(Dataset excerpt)

++++++++

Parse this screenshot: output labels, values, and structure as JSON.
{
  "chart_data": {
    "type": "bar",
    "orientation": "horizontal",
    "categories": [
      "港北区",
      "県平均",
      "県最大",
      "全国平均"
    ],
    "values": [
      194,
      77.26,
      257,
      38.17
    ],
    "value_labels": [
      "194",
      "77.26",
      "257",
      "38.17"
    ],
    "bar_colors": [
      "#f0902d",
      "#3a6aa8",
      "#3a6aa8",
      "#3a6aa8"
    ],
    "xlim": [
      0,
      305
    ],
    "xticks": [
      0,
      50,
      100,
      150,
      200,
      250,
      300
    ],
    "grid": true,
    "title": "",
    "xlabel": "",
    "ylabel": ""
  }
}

++++++++

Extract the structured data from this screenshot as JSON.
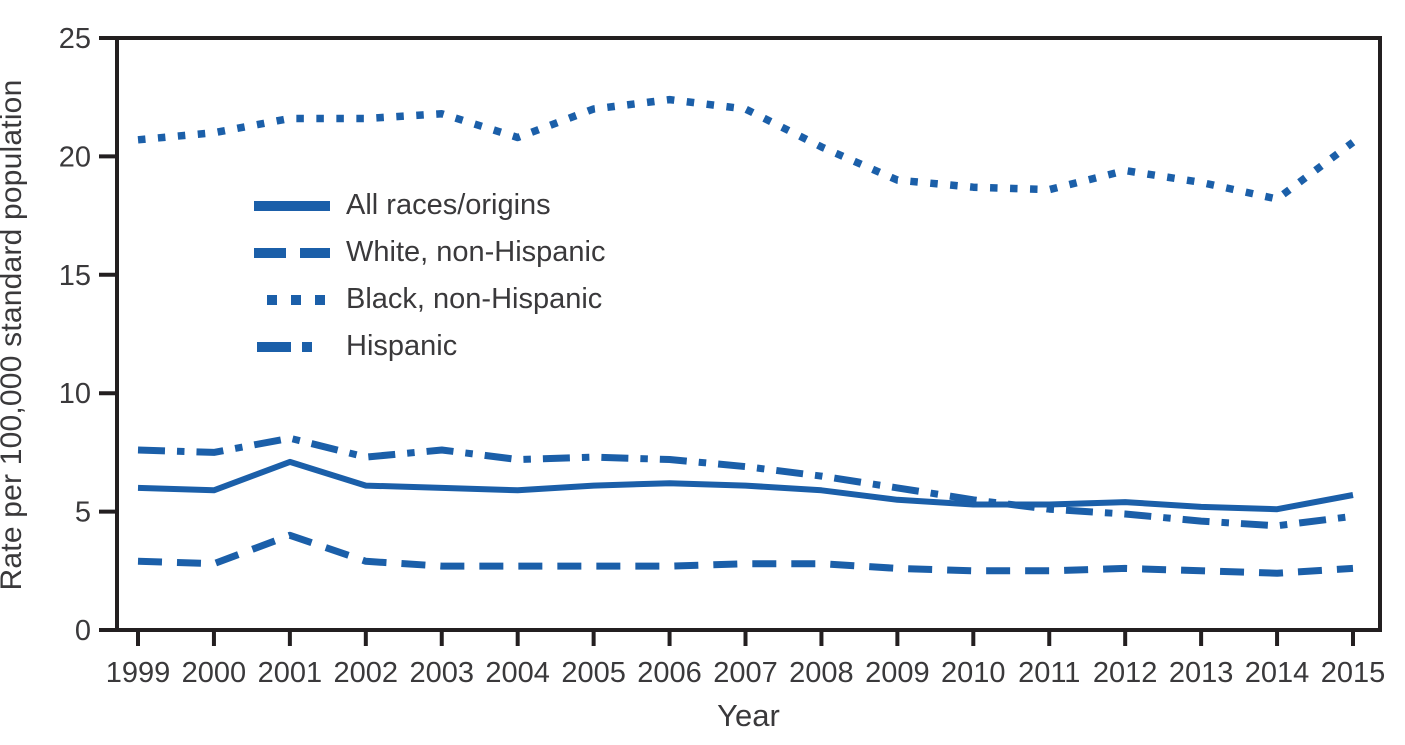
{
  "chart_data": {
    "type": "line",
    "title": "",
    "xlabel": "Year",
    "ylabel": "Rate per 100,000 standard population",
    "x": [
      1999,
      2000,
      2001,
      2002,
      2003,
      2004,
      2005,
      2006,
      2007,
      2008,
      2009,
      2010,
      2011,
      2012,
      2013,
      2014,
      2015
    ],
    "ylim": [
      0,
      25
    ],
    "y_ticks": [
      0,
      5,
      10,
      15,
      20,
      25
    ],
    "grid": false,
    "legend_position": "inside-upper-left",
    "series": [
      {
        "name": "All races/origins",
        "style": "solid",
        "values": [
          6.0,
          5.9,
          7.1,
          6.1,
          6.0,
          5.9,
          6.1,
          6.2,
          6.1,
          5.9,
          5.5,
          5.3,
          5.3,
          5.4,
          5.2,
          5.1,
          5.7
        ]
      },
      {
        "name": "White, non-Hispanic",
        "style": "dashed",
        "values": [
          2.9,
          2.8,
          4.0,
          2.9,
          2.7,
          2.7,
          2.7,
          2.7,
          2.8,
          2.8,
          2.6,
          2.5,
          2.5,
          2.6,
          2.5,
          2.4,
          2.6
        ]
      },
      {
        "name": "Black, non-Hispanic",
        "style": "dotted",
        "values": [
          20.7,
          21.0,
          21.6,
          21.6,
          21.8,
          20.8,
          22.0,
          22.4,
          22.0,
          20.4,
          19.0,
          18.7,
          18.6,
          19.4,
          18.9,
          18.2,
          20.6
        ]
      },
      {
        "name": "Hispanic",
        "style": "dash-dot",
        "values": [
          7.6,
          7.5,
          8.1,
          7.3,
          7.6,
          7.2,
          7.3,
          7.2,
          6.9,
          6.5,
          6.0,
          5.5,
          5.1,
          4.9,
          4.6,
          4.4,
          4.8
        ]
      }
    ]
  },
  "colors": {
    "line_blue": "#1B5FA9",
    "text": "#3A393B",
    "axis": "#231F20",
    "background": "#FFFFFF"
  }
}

++++++++

- Problem to work on:
Select every line in the records above that contains the word "name".

- Result below:
        "name": "All races/origins",
        "name": "White, non-Hispanic",
        "name": "Black, non-Hispanic",
        "name": "Hispanic",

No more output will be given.